### EXCERPTED DATA
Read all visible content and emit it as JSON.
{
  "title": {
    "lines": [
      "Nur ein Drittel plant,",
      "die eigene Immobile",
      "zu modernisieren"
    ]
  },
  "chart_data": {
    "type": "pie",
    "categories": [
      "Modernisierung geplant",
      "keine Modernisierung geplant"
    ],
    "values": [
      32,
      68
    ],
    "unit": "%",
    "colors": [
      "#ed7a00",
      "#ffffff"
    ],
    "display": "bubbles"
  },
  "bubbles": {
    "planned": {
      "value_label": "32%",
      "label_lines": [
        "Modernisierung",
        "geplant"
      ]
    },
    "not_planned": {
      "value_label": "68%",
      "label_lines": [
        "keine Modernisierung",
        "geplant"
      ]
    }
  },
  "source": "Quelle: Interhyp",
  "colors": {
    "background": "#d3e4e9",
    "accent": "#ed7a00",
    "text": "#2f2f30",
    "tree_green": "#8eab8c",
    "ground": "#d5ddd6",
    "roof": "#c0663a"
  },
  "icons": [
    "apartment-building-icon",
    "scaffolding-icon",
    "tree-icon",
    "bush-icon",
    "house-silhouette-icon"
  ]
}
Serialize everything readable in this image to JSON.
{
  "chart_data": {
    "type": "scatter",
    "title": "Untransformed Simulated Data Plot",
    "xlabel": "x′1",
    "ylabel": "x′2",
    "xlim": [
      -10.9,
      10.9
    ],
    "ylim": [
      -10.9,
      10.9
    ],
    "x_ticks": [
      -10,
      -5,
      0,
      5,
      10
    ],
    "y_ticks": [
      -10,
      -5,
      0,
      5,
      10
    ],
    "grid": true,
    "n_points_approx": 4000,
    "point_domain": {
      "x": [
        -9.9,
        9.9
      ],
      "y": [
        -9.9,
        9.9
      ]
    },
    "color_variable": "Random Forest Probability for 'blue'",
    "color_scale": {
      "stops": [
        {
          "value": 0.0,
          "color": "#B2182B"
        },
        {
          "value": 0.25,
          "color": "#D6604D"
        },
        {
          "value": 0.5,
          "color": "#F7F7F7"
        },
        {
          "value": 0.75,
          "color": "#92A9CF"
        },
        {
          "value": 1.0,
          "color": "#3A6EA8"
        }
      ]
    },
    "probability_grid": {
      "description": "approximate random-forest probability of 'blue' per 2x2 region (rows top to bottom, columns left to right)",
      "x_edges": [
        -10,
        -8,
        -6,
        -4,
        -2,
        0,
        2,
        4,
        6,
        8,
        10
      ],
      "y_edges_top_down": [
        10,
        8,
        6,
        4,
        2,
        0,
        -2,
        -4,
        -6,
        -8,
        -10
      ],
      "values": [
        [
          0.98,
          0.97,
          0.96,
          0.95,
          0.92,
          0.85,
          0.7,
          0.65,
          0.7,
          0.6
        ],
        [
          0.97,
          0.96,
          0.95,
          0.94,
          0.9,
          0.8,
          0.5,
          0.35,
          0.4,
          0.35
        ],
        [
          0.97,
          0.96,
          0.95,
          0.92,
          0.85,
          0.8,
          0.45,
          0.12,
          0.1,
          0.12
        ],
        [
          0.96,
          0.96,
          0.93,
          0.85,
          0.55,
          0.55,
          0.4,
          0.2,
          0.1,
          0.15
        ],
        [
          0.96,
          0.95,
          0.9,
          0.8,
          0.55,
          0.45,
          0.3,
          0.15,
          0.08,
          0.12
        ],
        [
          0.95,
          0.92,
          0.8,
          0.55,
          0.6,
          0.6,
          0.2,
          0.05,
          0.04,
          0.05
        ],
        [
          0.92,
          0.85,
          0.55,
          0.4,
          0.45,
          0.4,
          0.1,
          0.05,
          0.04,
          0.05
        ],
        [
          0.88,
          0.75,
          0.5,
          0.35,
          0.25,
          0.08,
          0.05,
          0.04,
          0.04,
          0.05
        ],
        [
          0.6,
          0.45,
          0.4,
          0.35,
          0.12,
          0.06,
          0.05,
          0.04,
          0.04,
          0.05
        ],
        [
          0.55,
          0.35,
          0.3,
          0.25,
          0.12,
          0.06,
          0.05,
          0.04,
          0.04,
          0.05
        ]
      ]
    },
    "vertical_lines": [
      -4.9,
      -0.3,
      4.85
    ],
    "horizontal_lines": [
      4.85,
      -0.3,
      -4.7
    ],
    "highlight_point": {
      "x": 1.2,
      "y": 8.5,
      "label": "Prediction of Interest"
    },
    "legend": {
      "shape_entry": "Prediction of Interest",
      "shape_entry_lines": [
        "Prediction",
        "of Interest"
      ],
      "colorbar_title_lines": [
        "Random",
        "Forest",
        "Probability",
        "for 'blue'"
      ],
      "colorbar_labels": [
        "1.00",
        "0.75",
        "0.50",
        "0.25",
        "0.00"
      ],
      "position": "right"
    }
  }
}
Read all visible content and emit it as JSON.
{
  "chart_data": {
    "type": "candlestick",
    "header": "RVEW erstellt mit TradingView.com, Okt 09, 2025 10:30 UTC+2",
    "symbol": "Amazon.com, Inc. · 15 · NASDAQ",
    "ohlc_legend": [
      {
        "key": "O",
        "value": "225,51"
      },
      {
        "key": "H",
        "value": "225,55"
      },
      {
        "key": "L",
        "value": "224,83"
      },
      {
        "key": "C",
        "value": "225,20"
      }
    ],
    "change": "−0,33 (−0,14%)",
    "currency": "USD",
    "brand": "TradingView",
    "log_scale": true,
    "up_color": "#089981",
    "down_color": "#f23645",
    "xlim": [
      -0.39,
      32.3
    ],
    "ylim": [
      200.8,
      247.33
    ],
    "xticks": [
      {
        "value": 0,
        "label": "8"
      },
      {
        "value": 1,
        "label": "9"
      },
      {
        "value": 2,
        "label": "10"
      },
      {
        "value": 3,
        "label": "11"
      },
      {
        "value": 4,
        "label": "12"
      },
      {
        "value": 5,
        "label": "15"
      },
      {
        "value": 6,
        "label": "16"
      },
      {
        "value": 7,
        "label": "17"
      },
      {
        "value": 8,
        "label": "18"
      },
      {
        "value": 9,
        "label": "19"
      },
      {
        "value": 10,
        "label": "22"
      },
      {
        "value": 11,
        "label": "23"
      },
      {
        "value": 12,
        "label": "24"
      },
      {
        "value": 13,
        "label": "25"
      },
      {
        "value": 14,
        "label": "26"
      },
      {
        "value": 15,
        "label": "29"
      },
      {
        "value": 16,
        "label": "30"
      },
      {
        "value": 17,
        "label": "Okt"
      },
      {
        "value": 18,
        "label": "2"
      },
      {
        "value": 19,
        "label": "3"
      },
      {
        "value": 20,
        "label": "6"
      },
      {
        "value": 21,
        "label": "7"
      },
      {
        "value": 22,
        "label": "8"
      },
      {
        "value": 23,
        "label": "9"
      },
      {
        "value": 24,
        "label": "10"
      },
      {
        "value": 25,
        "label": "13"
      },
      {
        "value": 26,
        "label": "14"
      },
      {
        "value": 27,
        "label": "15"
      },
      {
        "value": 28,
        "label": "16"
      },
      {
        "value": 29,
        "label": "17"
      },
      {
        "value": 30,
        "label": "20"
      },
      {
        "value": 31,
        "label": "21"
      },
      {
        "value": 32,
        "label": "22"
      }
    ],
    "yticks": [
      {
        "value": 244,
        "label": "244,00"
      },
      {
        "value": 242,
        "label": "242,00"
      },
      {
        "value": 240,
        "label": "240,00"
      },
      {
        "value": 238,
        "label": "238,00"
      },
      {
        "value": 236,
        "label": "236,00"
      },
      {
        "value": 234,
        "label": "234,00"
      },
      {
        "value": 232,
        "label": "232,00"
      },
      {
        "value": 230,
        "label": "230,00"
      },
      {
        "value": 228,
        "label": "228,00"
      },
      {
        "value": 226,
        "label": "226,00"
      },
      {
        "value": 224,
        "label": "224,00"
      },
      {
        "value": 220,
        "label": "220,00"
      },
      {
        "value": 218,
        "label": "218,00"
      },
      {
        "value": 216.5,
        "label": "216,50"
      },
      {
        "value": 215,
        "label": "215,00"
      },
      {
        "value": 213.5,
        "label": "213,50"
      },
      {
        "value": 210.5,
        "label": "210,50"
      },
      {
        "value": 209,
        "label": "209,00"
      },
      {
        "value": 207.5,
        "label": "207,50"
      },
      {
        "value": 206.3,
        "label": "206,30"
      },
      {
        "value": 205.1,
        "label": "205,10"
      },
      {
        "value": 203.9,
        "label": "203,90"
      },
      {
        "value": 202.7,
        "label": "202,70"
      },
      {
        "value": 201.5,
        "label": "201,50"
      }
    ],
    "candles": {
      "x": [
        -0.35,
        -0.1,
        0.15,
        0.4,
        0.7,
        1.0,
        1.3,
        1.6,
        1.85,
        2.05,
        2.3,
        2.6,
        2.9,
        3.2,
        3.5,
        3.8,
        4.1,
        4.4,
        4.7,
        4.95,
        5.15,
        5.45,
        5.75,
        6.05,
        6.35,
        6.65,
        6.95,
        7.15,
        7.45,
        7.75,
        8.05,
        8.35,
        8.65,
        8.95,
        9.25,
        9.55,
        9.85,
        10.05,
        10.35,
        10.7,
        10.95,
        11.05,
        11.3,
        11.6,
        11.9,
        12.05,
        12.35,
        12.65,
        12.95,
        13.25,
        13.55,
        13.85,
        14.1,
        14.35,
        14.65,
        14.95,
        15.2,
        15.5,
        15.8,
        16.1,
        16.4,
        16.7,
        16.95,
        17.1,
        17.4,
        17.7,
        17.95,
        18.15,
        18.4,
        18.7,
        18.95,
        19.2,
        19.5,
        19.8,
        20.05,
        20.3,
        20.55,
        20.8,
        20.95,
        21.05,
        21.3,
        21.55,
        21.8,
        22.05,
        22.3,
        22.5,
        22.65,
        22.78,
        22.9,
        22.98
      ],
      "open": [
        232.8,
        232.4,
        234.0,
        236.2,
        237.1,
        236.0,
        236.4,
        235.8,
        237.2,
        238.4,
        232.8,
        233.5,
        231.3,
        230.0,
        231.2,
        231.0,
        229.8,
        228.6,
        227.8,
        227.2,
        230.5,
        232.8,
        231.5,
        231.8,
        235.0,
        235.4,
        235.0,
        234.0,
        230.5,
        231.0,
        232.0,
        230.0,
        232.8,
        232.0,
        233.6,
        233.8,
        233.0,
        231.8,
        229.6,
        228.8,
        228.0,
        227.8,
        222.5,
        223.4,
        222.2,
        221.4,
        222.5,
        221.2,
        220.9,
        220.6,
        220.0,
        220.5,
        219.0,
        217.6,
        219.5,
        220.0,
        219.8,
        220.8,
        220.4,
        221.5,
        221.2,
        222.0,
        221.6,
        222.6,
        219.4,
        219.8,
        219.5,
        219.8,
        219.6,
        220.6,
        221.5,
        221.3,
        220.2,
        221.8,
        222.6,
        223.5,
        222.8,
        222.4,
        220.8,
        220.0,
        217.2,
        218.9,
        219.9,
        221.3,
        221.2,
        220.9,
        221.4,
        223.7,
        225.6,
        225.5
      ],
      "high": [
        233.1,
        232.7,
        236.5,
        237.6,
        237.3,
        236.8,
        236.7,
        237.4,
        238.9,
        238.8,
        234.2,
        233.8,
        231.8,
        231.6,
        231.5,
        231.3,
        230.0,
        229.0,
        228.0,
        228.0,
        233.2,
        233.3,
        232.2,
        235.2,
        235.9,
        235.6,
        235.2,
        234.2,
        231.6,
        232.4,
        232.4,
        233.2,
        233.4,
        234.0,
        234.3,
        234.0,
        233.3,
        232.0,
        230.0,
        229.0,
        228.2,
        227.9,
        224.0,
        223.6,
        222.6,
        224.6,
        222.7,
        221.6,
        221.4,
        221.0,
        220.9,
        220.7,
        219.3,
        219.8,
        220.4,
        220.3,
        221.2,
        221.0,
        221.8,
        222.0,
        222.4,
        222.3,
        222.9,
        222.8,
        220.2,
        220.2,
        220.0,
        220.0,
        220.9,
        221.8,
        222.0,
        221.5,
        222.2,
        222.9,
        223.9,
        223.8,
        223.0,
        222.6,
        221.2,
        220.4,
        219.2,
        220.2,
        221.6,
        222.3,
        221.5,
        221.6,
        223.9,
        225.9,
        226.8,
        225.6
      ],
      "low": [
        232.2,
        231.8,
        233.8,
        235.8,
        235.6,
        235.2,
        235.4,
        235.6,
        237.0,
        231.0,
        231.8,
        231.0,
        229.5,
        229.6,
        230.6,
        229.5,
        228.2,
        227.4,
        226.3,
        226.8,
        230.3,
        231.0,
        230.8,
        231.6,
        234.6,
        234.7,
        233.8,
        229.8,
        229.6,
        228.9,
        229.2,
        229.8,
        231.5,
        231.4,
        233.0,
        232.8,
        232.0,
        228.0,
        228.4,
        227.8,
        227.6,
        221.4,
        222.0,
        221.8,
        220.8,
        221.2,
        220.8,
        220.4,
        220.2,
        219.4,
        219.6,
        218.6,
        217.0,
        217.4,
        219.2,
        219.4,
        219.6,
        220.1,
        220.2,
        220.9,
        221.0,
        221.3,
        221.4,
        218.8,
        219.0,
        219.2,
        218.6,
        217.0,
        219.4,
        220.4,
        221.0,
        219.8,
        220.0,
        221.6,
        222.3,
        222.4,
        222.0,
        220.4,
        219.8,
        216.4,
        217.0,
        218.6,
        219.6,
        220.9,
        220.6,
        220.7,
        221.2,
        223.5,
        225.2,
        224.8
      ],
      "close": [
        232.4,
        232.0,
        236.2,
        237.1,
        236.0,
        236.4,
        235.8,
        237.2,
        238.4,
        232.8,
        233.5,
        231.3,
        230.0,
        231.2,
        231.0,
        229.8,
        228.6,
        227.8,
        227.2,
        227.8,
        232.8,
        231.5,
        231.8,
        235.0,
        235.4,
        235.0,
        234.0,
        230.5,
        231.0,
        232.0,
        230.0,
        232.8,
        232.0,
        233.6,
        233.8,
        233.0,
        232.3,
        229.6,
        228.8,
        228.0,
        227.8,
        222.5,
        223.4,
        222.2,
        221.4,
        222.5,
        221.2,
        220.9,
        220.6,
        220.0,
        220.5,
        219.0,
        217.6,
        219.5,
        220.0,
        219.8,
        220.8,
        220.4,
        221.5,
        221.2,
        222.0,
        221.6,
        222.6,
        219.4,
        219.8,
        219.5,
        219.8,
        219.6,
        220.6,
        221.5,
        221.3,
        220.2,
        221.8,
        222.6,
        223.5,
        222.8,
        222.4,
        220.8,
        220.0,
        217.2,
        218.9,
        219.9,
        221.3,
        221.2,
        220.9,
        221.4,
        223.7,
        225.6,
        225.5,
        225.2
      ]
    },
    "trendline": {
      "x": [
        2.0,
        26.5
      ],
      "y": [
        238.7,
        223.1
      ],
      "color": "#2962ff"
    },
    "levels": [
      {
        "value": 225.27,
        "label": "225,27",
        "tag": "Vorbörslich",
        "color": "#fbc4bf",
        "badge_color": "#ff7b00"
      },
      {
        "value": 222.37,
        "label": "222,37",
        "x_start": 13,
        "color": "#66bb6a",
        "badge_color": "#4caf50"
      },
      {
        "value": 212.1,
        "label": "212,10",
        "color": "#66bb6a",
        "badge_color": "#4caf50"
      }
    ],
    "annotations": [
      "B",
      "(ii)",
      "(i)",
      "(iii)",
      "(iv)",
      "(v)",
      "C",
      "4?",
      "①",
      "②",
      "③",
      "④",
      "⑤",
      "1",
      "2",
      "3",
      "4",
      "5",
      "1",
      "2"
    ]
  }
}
######
- [DIRECTION]:
From the listing above, collect every line that mentions the word "TradingView".

- [WRITTEN SOLUTION]:
    "header": "RVEW erstellt mit TradingView.com, Okt 09, 2025 10:30 UTC+2",
    "brand": "TradingView",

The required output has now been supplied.